Would you output the whole listing below, exactly as it reads?

[Begin]

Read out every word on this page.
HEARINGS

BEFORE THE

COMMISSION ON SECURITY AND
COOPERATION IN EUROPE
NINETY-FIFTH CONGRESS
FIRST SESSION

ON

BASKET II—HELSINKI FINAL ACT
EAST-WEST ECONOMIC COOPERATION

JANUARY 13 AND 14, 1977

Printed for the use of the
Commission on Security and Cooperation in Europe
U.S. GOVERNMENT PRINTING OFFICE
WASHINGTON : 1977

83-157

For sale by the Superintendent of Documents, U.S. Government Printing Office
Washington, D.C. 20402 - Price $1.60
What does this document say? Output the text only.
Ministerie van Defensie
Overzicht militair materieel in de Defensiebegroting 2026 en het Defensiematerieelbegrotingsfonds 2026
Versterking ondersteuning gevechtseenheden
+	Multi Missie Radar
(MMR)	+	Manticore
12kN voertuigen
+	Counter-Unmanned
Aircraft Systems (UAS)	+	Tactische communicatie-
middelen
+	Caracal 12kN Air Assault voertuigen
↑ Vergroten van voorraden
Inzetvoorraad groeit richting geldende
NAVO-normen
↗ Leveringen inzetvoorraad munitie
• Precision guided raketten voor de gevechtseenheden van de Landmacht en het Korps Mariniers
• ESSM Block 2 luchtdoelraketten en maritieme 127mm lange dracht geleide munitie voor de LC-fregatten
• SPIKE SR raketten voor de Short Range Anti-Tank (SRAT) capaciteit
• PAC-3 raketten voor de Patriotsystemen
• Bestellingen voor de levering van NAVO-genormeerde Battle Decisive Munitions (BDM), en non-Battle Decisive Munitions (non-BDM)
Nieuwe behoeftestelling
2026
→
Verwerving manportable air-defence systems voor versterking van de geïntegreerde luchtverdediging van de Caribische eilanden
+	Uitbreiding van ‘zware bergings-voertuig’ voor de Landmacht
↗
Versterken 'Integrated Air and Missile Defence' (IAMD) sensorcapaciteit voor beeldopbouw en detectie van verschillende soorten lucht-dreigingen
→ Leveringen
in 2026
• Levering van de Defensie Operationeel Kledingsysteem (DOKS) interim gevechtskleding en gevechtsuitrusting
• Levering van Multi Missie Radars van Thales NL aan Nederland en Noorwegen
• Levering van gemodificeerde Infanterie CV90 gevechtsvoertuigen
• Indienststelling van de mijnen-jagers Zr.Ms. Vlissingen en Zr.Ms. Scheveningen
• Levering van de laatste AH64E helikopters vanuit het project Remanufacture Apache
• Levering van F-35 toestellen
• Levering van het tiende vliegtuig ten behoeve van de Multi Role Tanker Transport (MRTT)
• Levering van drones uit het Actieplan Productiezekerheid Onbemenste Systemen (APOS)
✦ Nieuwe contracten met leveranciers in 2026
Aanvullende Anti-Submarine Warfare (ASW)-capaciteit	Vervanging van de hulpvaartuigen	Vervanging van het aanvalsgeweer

[End]

Task response:
Read out every word on this page.
HEARINGS

BEFORE THE

COMMISSION ON SECURITY AND
COOPERATION IN EUROPE
NINETY-FIFTH CONGRESS
FIRST SESSION

ON

BASKET II—HELSINKI FINAL ACT
EAST-WEST ECONOMIC COOPERATION

JANUARY 13 AND 14, 1977

Printed for the use of the
Commission on Security and Cooperation in Europe
U.S. GOVERNMENT PRINTING OFFICE
WASHINGTON : 1977

83-157

For sale by the Superintendent of Documents, U.S. Government Printing Office
Washington, D.C. 20402 - Price $1.60
What does this document say? Output the text only.
Ministerie van Defensie
Overzicht militair materieel in de Defensiebegroting 2026 en het Defensiematerieelbegrotingsfonds 2026
Versterking ondersteuning gevechtseenheden
+	Multi Missie Radar
(MMR)	+	Manticore
12kN voertuigen
+	Counter-Unmanned
Aircraft Systems (UAS)	+	Tactische communicatie-
middelen
+	Caracal 12kN Air Assault voertuigen
↑ Vergroten van voorraden
Inzetvoorraad groeit richting geldende
NAVO-normen
↗ Leveringen inzetvoorraad munitie
• Precision guided raketten voor de gevechtseenheden van de Landmacht en het Korps Mariniers
• ESSM Block 2 luchtdoelraketten en maritieme 127mm lange dracht geleide munitie voor de LC-fregatten
• SPIKE SR raketten voor de Short Range Anti-Tank (SRAT) capaciteit
• PAC-3 raketten voor de Patriotsystemen
• Bestellingen voor de levering van NAVO-genormeerde Battle Decisive Munitions (BDM), en non-Battle Decisive Munitions (non-BDM)
Nieuwe behoeftestelling
2026
→
Verwerving manportable air-defence systems voor versterking van de geïntegreerde luchtverdediging van de Caribische eilanden
+	Uitbreiding van ‘zware bergings-voertuig’ voor de Landmacht
↗
Versterken 'Integrated Air and Missile Defence' (IAMD) sensorcapaciteit voor beeldopbouw en detectie van verschillende soorten lucht-dreigingen
→ Leveringen
in 2026
• Levering van de Defensie Operationeel Kledingsysteem (DOKS) interim gevechtskleding en gevechtsuitrusting
• Levering van Multi Missie Radars van Thales NL aan Nederland en Noorwegen
• Levering van gemodificeerde Infanterie CV90 gevechtsvoertuigen
• Indienststelling van de mijnen-jagers Zr.Ms. Vlissingen en Zr.Ms. Scheveningen
• Levering van de laatste AH64E helikopters vanuit het project Remanufacture Apache
• Levering van F-35 toestellen
• Levering van het tiende vliegtuig ten behoeve van de Multi Role Tanker Transport (MRTT)
• Levering van drones uit het Actieplan Productiezekerheid Onbemenste Systemen (APOS)
✦ Nieuwe contracten met leveranciers in 2026
Aanvullende Anti-Submarine Warfare (ASW)-capaciteit	Vervanging van de hulpvaartuigen	Vervanging van het aanvalsgeweer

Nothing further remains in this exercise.